▸ **Short problem**
Copy every line that contains the string "физическое" from the entries below.

▸ **Supplied records**
--

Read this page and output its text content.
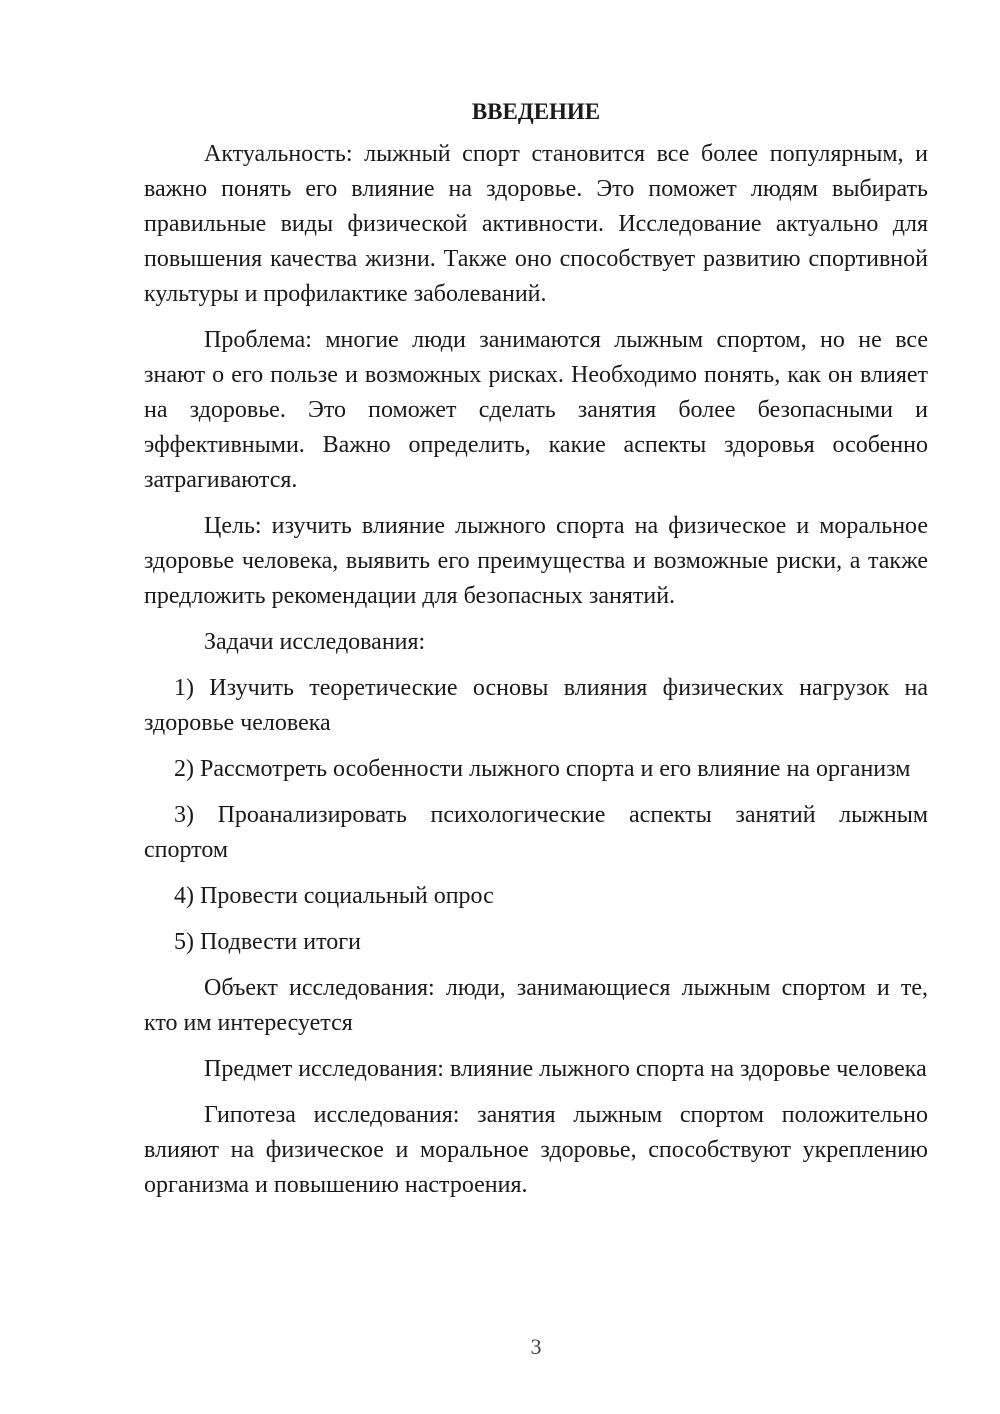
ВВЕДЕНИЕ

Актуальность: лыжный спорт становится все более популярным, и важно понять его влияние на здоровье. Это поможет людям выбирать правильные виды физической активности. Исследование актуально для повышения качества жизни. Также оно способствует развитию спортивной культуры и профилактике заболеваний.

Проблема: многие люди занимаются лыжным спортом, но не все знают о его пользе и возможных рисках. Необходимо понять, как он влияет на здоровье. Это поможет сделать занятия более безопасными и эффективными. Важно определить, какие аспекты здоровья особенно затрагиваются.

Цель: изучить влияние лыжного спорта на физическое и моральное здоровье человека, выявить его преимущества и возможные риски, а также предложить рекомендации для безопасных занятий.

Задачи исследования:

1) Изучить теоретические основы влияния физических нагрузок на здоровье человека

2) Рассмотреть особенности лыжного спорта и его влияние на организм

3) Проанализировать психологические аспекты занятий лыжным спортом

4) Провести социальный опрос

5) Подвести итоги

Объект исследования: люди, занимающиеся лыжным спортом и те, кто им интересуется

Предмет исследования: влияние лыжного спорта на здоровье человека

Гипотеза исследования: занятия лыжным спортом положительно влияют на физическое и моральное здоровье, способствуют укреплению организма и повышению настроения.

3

--

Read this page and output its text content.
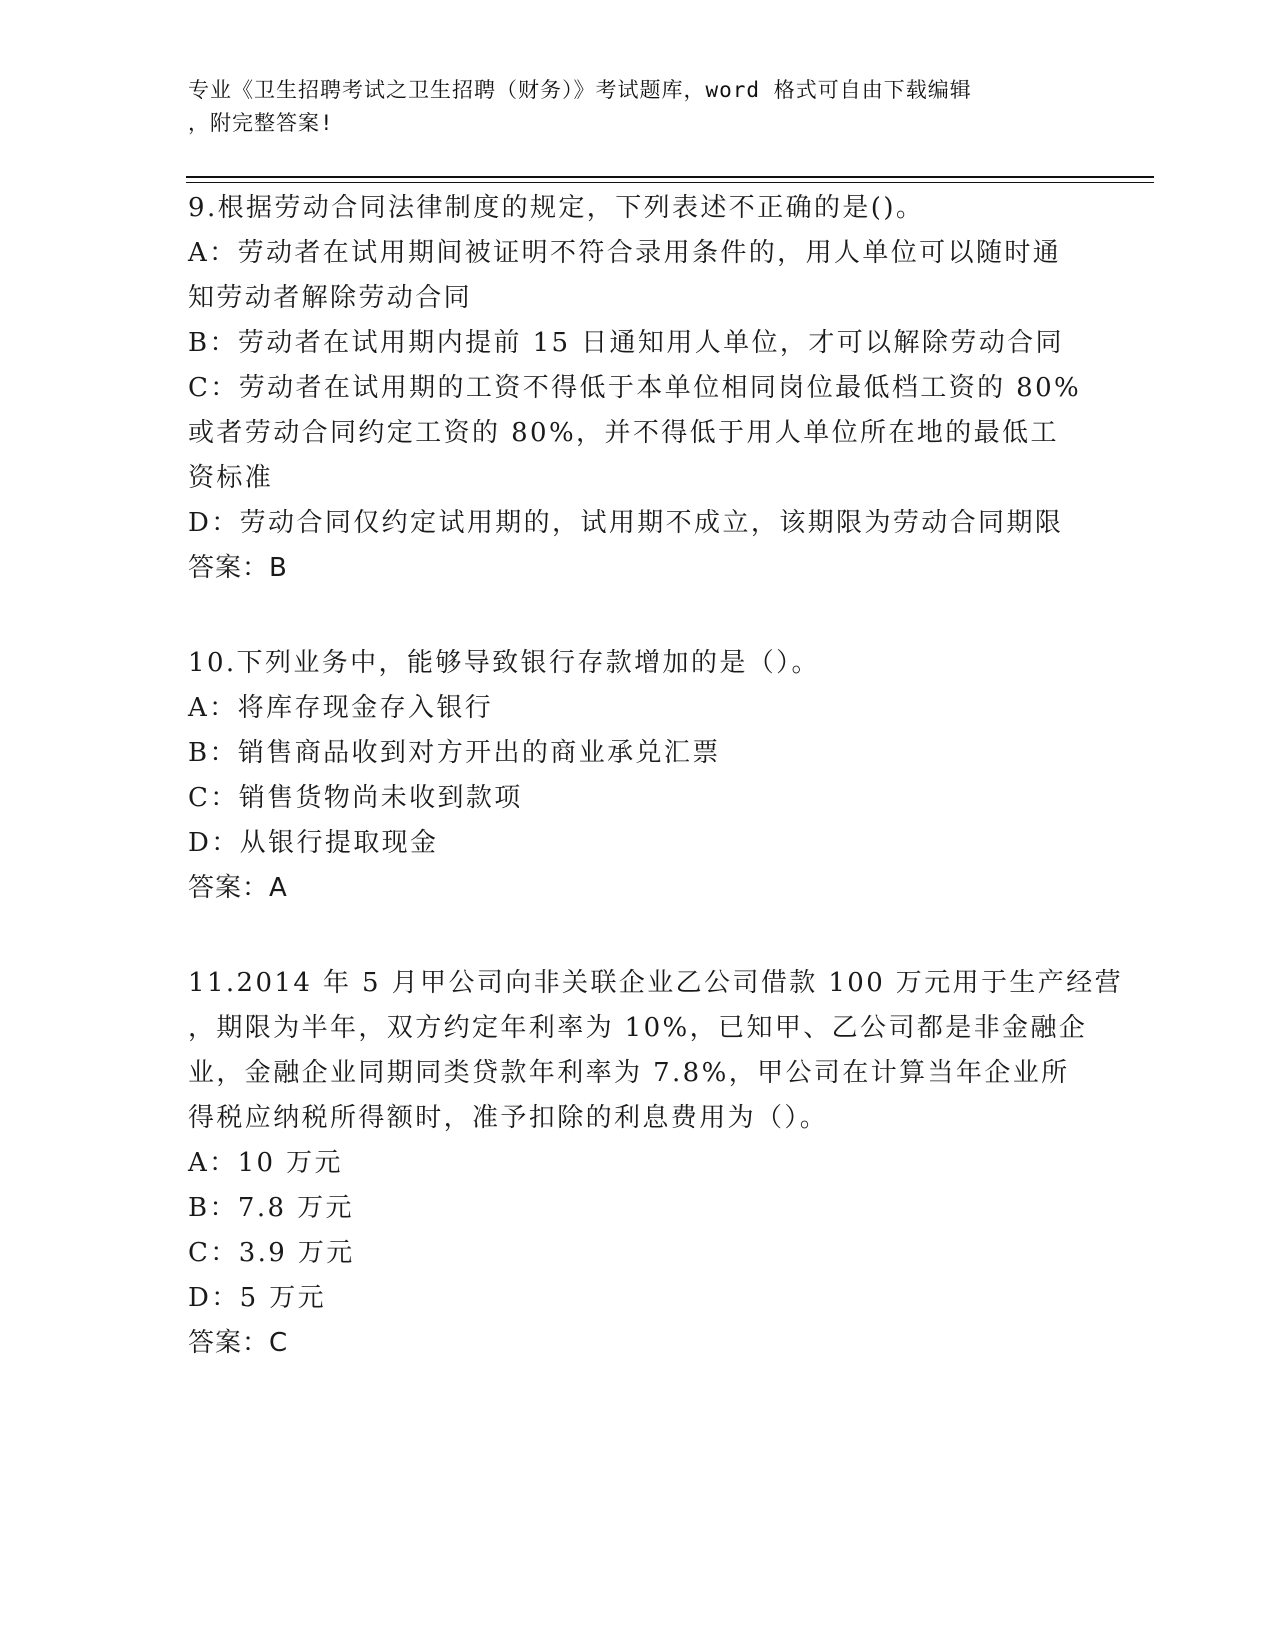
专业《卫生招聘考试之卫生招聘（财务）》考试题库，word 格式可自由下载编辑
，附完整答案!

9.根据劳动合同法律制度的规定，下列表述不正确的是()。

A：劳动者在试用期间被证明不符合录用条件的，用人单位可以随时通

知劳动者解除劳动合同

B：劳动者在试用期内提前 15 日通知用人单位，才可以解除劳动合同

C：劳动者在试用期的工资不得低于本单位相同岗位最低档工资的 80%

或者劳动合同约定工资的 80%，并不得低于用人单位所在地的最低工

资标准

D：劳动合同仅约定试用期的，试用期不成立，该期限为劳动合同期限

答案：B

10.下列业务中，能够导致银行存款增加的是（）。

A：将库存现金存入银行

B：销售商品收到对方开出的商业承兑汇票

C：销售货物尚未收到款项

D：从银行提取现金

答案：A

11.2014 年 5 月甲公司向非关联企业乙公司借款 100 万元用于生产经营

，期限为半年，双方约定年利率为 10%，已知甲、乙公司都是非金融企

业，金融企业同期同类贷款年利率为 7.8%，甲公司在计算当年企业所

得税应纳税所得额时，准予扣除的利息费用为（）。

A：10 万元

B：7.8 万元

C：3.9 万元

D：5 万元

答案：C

--

▸ **Response to the exercise**
Цель: изучить влияние лыжного спорта на физическое и моральное здоровье человека, выявить его преимущества и возможные риски, а также предложить рекомендации для безопасных занятий.
Гипотеза исследования: занятия лыжным спортом положительно влияют на физическое и моральное здоровье, способствуют укреплению организма и повышению настроения.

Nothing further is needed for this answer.